:: Exercise objective ::
Transcribe the records below in full; pictures stay out of the copy.

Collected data
::::

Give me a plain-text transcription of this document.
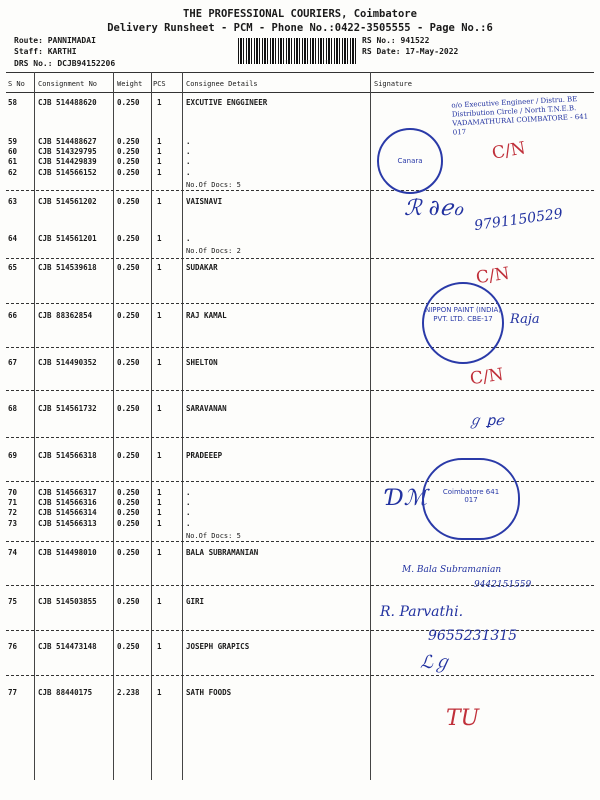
THE PROFESSIONAL COURIERS, Coimbatore
Delivery Runsheet - PCM - Phone No.:0422-3505555 - Page No.:6
Route: PANNIMADAI
Staff: KARTHI
DRS No.: DCJB94152206
RS No.: 941522
RS Date: 17-May-2022
S No Consignment No	Weight PCS	Consignee Details	Signature
58	CJB 514488620	0.250 1	EXCUTIVE ENGGINEER
59	CJB 514488627	0.250 1	.
60	CJB 514329795	0.250 1	.
61	CJB 514429839	0.250 1	.
62	CJB 514566152	0.250 1	.
63	CJB 514561202	0.250 1	VAISNAVI
64	CJB 514561201	0.250 1	.
65	CJB 514539618	0.250 1	SUDAKAR
66	CJB 88362854	0.250 1	RAJ KAMAL
67	CJB 514490352	0.250 1	SHELTON
68	CJB 514561732	0.250 1	SARAVANAN
69	CJB 514566318	0.250 1	PRADEEEP
70	CJB 514566317	0.250 1	.
71	CJB 514566316	0.250 1	.
72	CJB 514566314	0.250 1	.
73	CJB 514566313	0.250 1	.
74	CJB 514498010	0.250 1	BALA SUBRAMANIAN
75	CJB 514503855	0.250 1	GIRI
76	CJB 514473148	0.250 1	JOSEPH GRAPICS
77	CJB 88440175	2.238 1	SATH FOODS
No.Of Docs: 5
No.Of Docs: 2
No.Of Docs: 5
o/o Executive Engineer / Distru. BE Distribution Circle / North T.N.E.B. VADAMATHURAI COIMBATORE - 641 017
Canara	C/N
ℛ ∂ℯℴ 9791150529
C/N
NIPPON PAINT (INDIA) PVT. LTD. CBE-17	Raja
C/N
ℊ ꝑℯ
Ɗℳ Coimbatore 641 017
M. Bala Subramanian
9442151559
R. Parvathi.
9655231315
ℒℊ
TU
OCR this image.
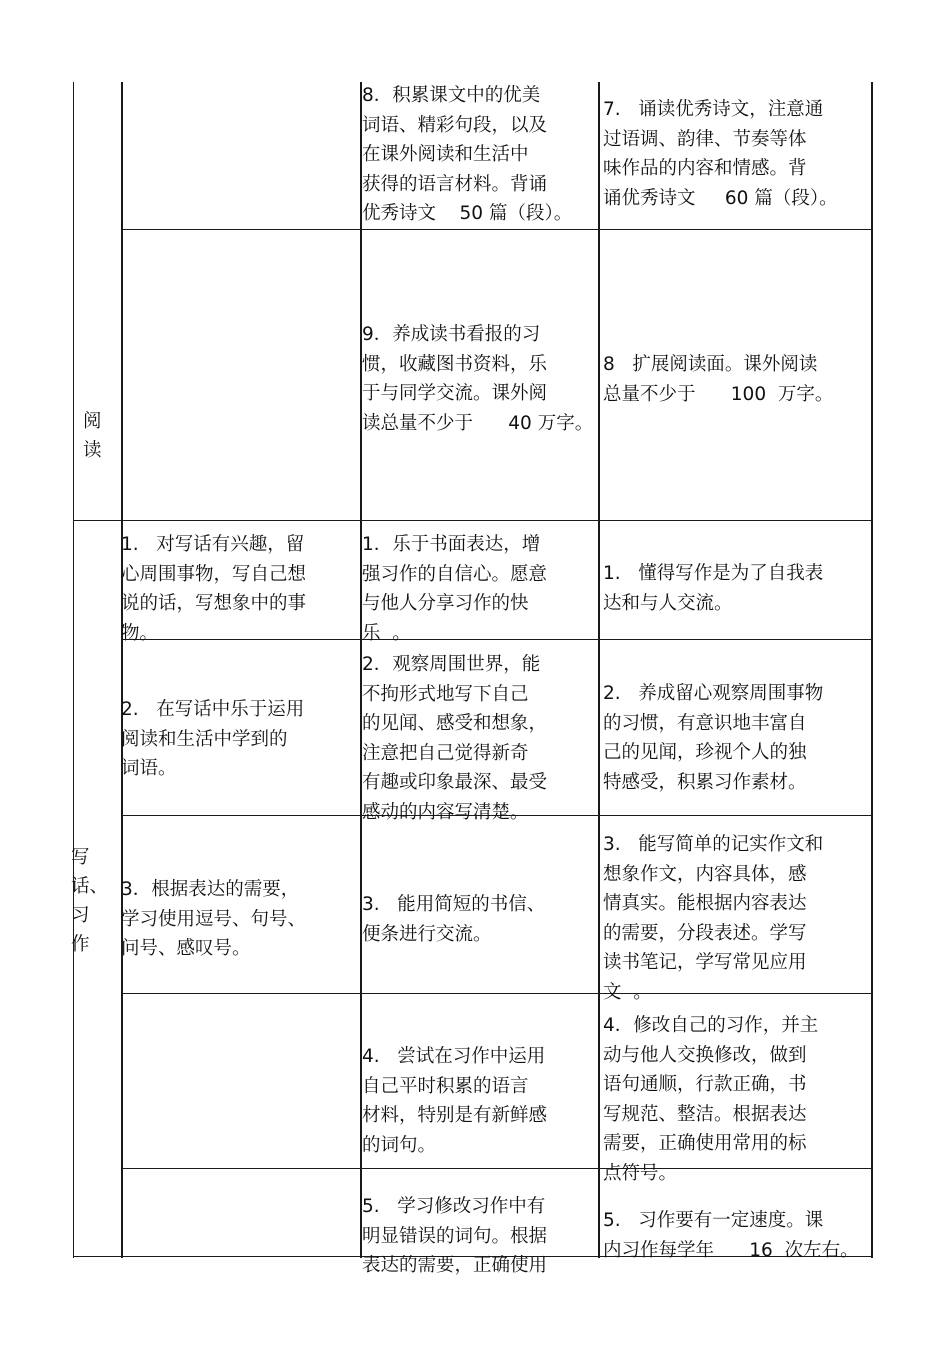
阅
读
写
话、
习
作
8．积累课文中的优美
词语、精彩句段，以及
在课外阅读和生活中
获得的语言材料。背诵
优秀诗文    50 篇（段）。
7.   诵读优秀诗文，注意通
过语调、韵律、节奏等体
味作品的内容和情感。背
诵优秀诗文     60 篇（段）。
9．养成读书看报的习
惯，收藏图书资料，乐
于与同学交流。课外阅
读总量不少于      40 万字。
8   扩展阅读面。课外阅读
总量不少于      100  万字。
1.   对写话有兴趣，留
心周围事物，写自己想
说的话，写想象中的事
物。
1．乐于书面表达，增
强习作的自信心。愿意
与他人分享习作的快
乐  。
1.   懂得写作是为了自我表
达和与人交流。
2.   在写话中乐于运用
阅读和生活中学到的
词语。
2．观察周围世界，能
不拘形式地写下自己
的见闻、感受和想象，
注意把自己觉得新奇
有趣或印象最深、最受
感动的内容写清楚。
2.   养成留心观察周围事物
的习惯，有意识地丰富自
己的见闻，珍视个人的独
特感受，积累习作素材。
3．根据表达的需要，
学习使用逗号、句号、
问号、感叹号。
3.   能用简短的书信、
便条进行交流。
3.   能写简单的记实作文和
想象作文，内容具体，感
情真实。能根据内容表达
的需要，分段表述。学写
读书笔记，学写常见应用
文  。
4.   尝试在习作中运用
自己平时积累的语言
材料，特别是有新鲜感
的词句。
4．修改自己的习作，并主
动与他人交换修改，做到
语句通顺，行款正确，书
写规范、整洁。根据表达
需要，正确使用常用的标
点符号。
5.   学习修改习作中有
明显错误的词句。根据
表达的需要，正确使用
5.   习作要有一定速度。课
内习作每学年      16  次左右。
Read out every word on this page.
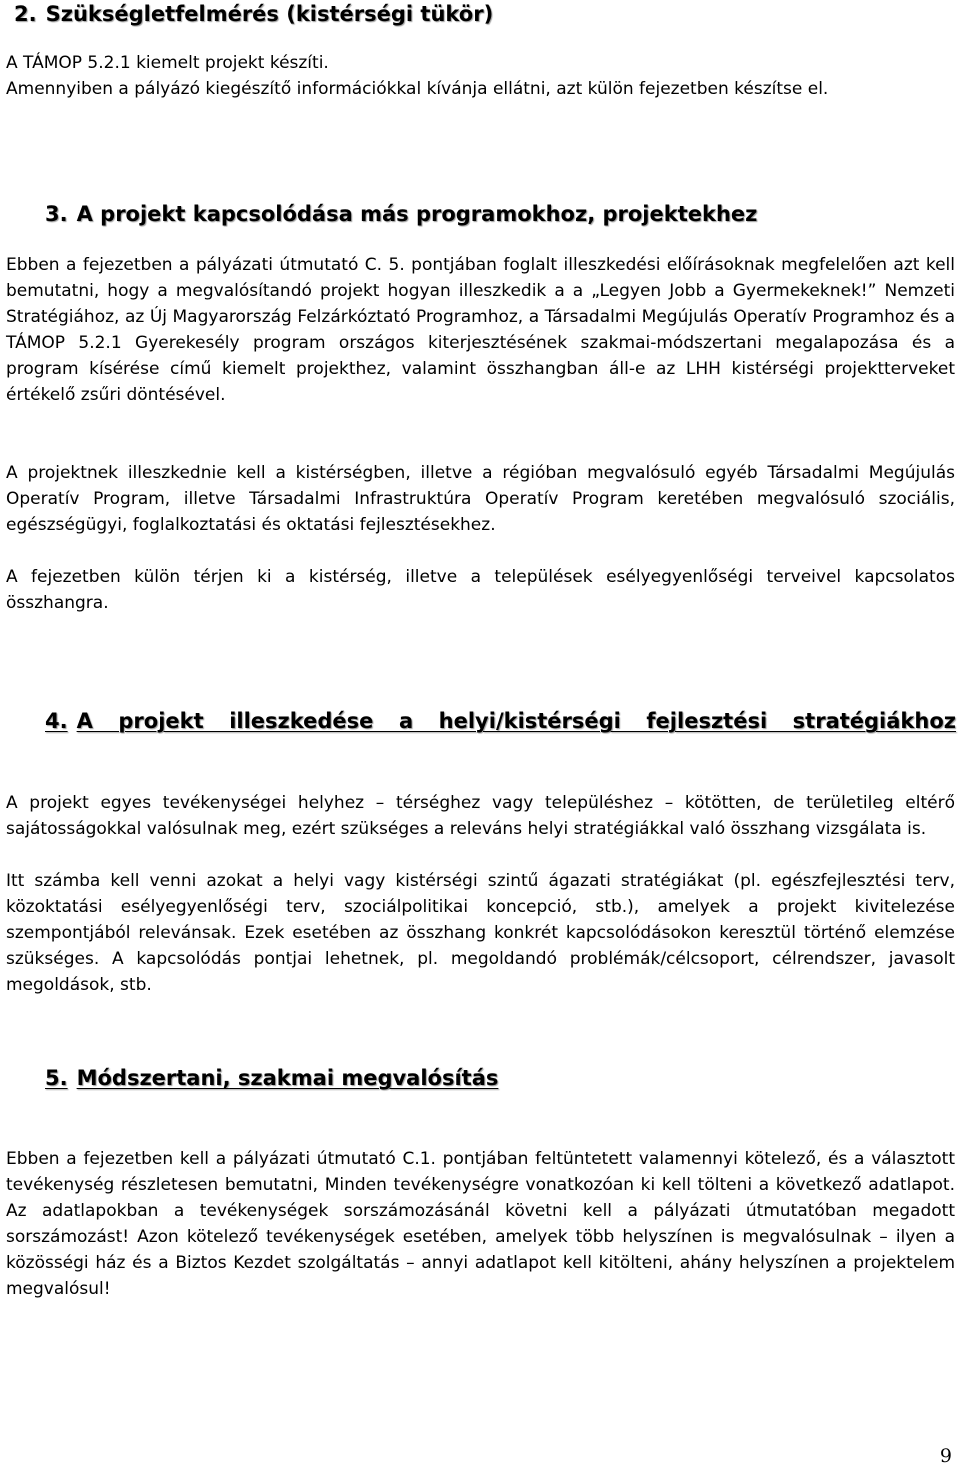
2. Szükségletfelmérés (kistérségi tükör)

A TÁMOP 5.2.1 kiemelt projekt készíti.
Amennyiben a pályázó kiegészítő információkkal kívánja ellátni, azt külön fejezetben készítse el.

3. A projekt kapcsolódása más programokhoz, projektekhez

Ebben a fejezetben a pályázati útmutató C. 5. pontjában foglalt illeszkedési előírásoknak megfelelően azt kell bemutatni, hogy a megvalósítandó projekt hogyan illeszkedik a a „Legyen Jobb a Gyermekeknek!” Nemzeti Stratégiához, az Új Magyarország Felzárkóztató Programhoz, a Társadalmi Megújulás Operatív Programhoz és a TÁMOP 5.2.1 Gyerekesély program országos kiterjesztésének szakmai-módszertani megalapozása és a program kísérése című kiemelt projekthez, valamint összhangban áll-e az LHH kistérségi projektterveket értékelő zsűri döntésével.

A projektnek illeszkednie kell a kistérségben, illetve a régióban megvalósuló egyéb Társadalmi Megújulás Operatív Program, illetve Társadalmi Infrastruktúra Operatív Program keretében megvalósuló szociális, egészségügyi, foglalkoztatási és oktatási fejlesztésekhez.

A fejezetben külön térjen ki a kistérség, illetve a települések esélyegyenlőségi terveivel kapcsolatos összhangra.

4. A projekt illeszkedése a helyi/kistérségi fejlesztési stratégiákhoz

A projekt egyes tevékenységei helyhez – térséghez vagy településhez – kötötten, de területileg eltérő sajátosságokkal valósulnak meg, ezért szükséges a releváns helyi stratégiákkal való összhang vizsgálata is.

Itt számba kell venni azokat a helyi vagy kistérségi szintű ágazati stratégiákat (pl. egészfejlesztési terv, közoktatási esélyegyenlőségi terv, szociálpolitikai koncepció, stb.), amelyek a projekt kivitelezése szempontjából relevánsak. Ezek esetében az összhang konkrét kapcsolódásokon keresztül történő elemzése szükséges. A kapcsolódás pontjai lehetnek, pl. megoldandó problémák/célcsoport, célrendszer, javasolt megoldások, stb.

5. Módszertani, szakmai megvalósítás

Ebben a fejezetben kell a pályázati útmutató C.1. pontjában feltüntetett valamennyi kötelező, és a választott tevékenység részletesen bemutatni, Minden tevékenységre vonatkozóan ki kell tölteni a következő adatlapot. Az adatlapokban a tevékenységek sorszámozásánál követni kell a pályázati útmutatóban megadott sorszámozást! Azon kötelező tevékenységek esetében, amelyek több helyszínen is megvalósulnak – ilyen a közösségi ház és a Biztos Kezdet szolgáltatás – annyi adatlapot kell kitölteni, ahány helyszínen a projektelem megvalósul!

9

::::

:: Completed task ::
Give me a plain-text transcription of this document.
THE PROFESSIONAL COURIERS, Coimbatore
Delivery Runsheet - PCM - Phone No.:0422-3505555 - Page No.:6
Route: PANNIMADAI
Staff: KARTHI
DRS No.: DCJB94152206
RS No.: 941522
RS Date: 17-May-2022
S No Consignment No	Weight PCS	Consignee Details	Signature
58	CJB 514488620	0.250 1	EXCUTIVE ENGGINEER
59	CJB 514488627	0.250 1	.
60	CJB 514329795	0.250 1	.
61	CJB 514429839	0.250 1	.
62	CJB 514566152	0.250 1	.
63	CJB 514561202	0.250 1	VAISNAVI
64	CJB 514561201	0.250 1	.
65	CJB 514539618	0.250 1	SUDAKAR
66	CJB 88362854	0.250 1	RAJ KAMAL
67	CJB 514490352	0.250 1	SHELTON
68	CJB 514561732	0.250 1	SARAVANAN
69	CJB 514566318	0.250 1	PRADEEEP
70	CJB 514566317	0.250 1	.
71	CJB 514566316	0.250 1	.
72	CJB 514566314	0.250 1	.
73	CJB 514566313	0.250 1	.
74	CJB 514498010	0.250 1	BALA SUBRAMANIAN
75	CJB 514503855	0.250 1	GIRI
76	CJB 514473148	0.250 1	JOSEPH GRAPICS
77	CJB 88440175	2.238 1	SATH FOODS
No.Of Docs: 5
No.Of Docs: 2
No.Of Docs: 5
o/o Executive Engineer / Distru. BE Distribution Circle / North T.N.E.B. VADAMATHURAI COIMBATORE - 641 017
Canara	C/N
ℛ ∂ℯℴ 9791150529
C/N
NIPPON PAINT (INDIA) PVT. LTD. CBE-17	Raja
C/N
ℊ ꝑℯ
Ɗℳ Coimbatore 641 017
M. Bala Subramanian
9442151559
R. Parvathi.
9655231315
ℒℊ
TU
OCR this image.
阅
读
写
话、
习
作
8．积累课文中的优美
词语、精彩句段，以及
在课外阅读和生活中
获得的语言材料。背诵
优秀诗文    50 篇（段）。
7.   诵读优秀诗文，注意通
过语调、韵律、节奏等体
味作品的内容和情感。背
诵优秀诗文     60 篇（段）。
9．养成读书看报的习
惯，收藏图书资料，乐
于与同学交流。课外阅
读总量不少于      40 万字。
8   扩展阅读面。课外阅读
总量不少于      100  万字。
1.   对写话有兴趣，留
心周围事物，写自己想
说的话，写想象中的事
物。
1．乐于书面表达，增
强习作的自信心。愿意
与他人分享习作的快
乐  。
1.   懂得写作是为了自我表
达和与人交流。
2.   在写话中乐于运用
阅读和生活中学到的
词语。
2．观察周围世界，能
不拘形式地写下自己
的见闻、感受和想象，
注意把自己觉得新奇
有趣或印象最深、最受
感动的内容写清楚。
2.   养成留心观察周围事物
的习惯，有意识地丰富自
己的见闻，珍视个人的独
特感受，积累习作素材。
3．根据表达的需要，
学习使用逗号、句号、
问号、感叹号。
3.   能用简短的书信、
便条进行交流。
3.   能写简单的记实作文和
想象作文，内容具体，感
情真实。能根据内容表达
的需要，分段表述。学写
读书笔记，学写常见应用
文  。
4.   尝试在习作中运用
自己平时积累的语言
材料，特别是有新鲜感
的词句。
4．修改自己的习作，并主
动与他人交换修改，做到
语句通顺，行款正确，书
写规范、整洁。根据表达
需要，正确使用常用的标
点符号。
5.   学习修改习作中有
明显错误的词句。根据
表达的需要，正确使用
5.   习作要有一定速度。课
内习作每学年      16  次左右。
Read out every word on this page.
2. Szükségletfelmérés (kistérségi tükör)

A TÁMOP 5.2.1 kiemelt projekt készíti.
Amennyiben a pályázó kiegészítő információkkal kívánja ellátni, azt külön fejezetben készítse el.

3. A projekt kapcsolódása más programokhoz, projektekhez

Ebben a fejezetben a pályázati útmutató C. 5. pontjában foglalt illeszkedési előírásoknak megfelelően azt kell bemutatni, hogy a megvalósítandó projekt hogyan illeszkedik a a „Legyen Jobb a Gyermekeknek!” Nemzeti Stratégiához, az Új Magyarország Felzárkóztató Programhoz, a Társadalmi Megújulás Operatív Programhoz és a TÁMOP 5.2.1 Gyerekesély program országos kiterjesztésének szakmai-módszertani megalapozása és a program kísérése című kiemelt projekthez, valamint összhangban áll-e az LHH kistérségi projektterveket értékelő zsűri döntésével.

A projektnek illeszkednie kell a kistérségben, illetve a régióban megvalósuló egyéb Társadalmi Megújulás Operatív Program, illetve Társadalmi Infrastruktúra Operatív Program keretében megvalósuló szociális, egészségügyi, foglalkoztatási és oktatási fejlesztésekhez.

A fejezetben külön térjen ki a kistérség, illetve a települések esélyegyenlőségi terveivel kapcsolatos összhangra.

4. A projekt illeszkedése a helyi/kistérségi fejlesztési stratégiákhoz

A projekt egyes tevékenységei helyhez – térséghez vagy településhez – kötötten, de területileg eltérő sajátosságokkal valósulnak meg, ezért szükséges a releváns helyi stratégiákkal való összhang vizsgálata is.

Itt számba kell venni azokat a helyi vagy kistérségi szintű ágazati stratégiákat (pl. egészfejlesztési terv, közoktatási esélyegyenlőségi terv, szociálpolitikai koncepció, stb.), amelyek a projekt kivitelezése szempontjából relevánsak. Ezek esetében az összhang konkrét kapcsolódásokon keresztül történő elemzése szükséges. A kapcsolódás pontjai lehetnek, pl. megoldandó problémák/célcsoport, célrendszer, javasolt megoldások, stb.

5. Módszertani, szakmai megvalósítás

Ebben a fejezetben kell a pályázati útmutató C.1. pontjában feltüntetett valamennyi kötelező, és a választott tevékenység részletesen bemutatni, Minden tevékenységre vonatkozóan ki kell tölteni a következő adatlapot. Az adatlapokban a tevékenységek sorszámozásánál követni kell a pályázati útmutatóban megadott sorszámozást! Azon kötelező tevékenységek esetében, amelyek több helyszínen is megvalósulnak – ilyen a közösségi ház és a Biztos Kezdet szolgáltatás – annyi adatlapot kell kitölteni, ahány helyszínen a projektelem megvalósul!

9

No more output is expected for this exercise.